> _Work to complete_
Output every entry exactly as given.

[BEGIN Records for the exercise]

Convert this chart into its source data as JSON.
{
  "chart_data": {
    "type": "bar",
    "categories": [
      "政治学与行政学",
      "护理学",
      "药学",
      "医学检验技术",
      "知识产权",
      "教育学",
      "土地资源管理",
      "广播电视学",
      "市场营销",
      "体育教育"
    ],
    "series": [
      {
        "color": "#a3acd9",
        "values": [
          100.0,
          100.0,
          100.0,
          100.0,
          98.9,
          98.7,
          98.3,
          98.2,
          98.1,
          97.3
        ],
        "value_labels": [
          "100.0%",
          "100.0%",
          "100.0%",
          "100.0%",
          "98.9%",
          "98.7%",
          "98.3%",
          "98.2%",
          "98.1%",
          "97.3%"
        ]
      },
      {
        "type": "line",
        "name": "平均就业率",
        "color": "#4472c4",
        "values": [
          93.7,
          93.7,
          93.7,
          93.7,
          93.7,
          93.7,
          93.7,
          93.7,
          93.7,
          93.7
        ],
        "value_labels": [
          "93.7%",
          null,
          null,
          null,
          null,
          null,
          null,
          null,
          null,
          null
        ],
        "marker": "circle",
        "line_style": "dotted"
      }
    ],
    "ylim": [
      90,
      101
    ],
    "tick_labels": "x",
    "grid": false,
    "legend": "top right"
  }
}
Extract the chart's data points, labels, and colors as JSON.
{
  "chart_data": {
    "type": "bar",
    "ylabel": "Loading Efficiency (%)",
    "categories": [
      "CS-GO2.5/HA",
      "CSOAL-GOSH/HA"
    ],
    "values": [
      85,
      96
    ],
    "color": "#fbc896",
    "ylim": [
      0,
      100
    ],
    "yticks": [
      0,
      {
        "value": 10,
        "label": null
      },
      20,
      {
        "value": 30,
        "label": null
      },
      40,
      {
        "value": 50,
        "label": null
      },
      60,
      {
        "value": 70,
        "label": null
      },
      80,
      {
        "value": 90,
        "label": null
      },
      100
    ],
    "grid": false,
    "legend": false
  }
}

[END Records for the exercise]

> _Correct response_
Convert this chart into its source data as JSON.
{
  "chart_data": {
    "type": "bar",
    "categories": [
      "政治学与行政学",
      "护理学",
      "药学",
      "医学检验技术",
      "知识产权",
      "教育学",
      "土地资源管理",
      "广播电视学",
      "市场营销",
      "体育教育"
    ],
    "series": [
      {
        "color": "#a3acd9",
        "values": [
          100.0,
          100.0,
          100.0,
          100.0,
          98.9,
          98.7,
          98.3,
          98.2,
          98.1,
          97.3
        ],
        "value_labels": [
          "100.0%",
          "100.0%",
          "100.0%",
          "100.0%",
          "98.9%",
          "98.7%",
          "98.3%",
          "98.2%",
          "98.1%",
          "97.3%"
        ]
      },
      {
        "type": "line",
        "name": "平均就业率",
        "color": "#4472c4",
        "values": [
          93.7,
          93.7,
          93.7,
          93.7,
          93.7,
          93.7,
          93.7,
          93.7,
          93.7,
          93.7
        ],
        "value_labels": [
          "93.7%",
          null,
          null,
          null,
          null,
          null,
          null,
          null,
          null,
          null
        ],
        "marker": "circle",
        "line_style": "dotted"
      }
    ],
    "ylim": [
      90,
      101
    ],
    "tick_labels": "x",
    "grid": false,
    "legend": "top right"
  }
}
Extract the chart's data points, labels, and colors as JSON.
{
  "chart_data": {
    "type": "bar",
    "ylabel": "Loading Efficiency (%)",
    "categories": [
      "CS-GO2.5/HA",
      "CSOAL-GOSH/HA"
    ],
    "values": [
      85,
      96
    ],
    "color": "#fbc896",
    "ylim": [
      0,
      100
    ],
    "yticks": [
      0,
      {
        "value": 10,
        "label": null
      },
      20,
      {
        "value": 30,
        "label": null
      },
      40,
      {
        "value": 50,
        "label": null
      },
      60,
      {
        "value": 70,
        "label": null
      },
      80,
      {
        "value": 90,
        "label": null
      },
      100
    ],
    "grid": false,
    "legend": false
  }
}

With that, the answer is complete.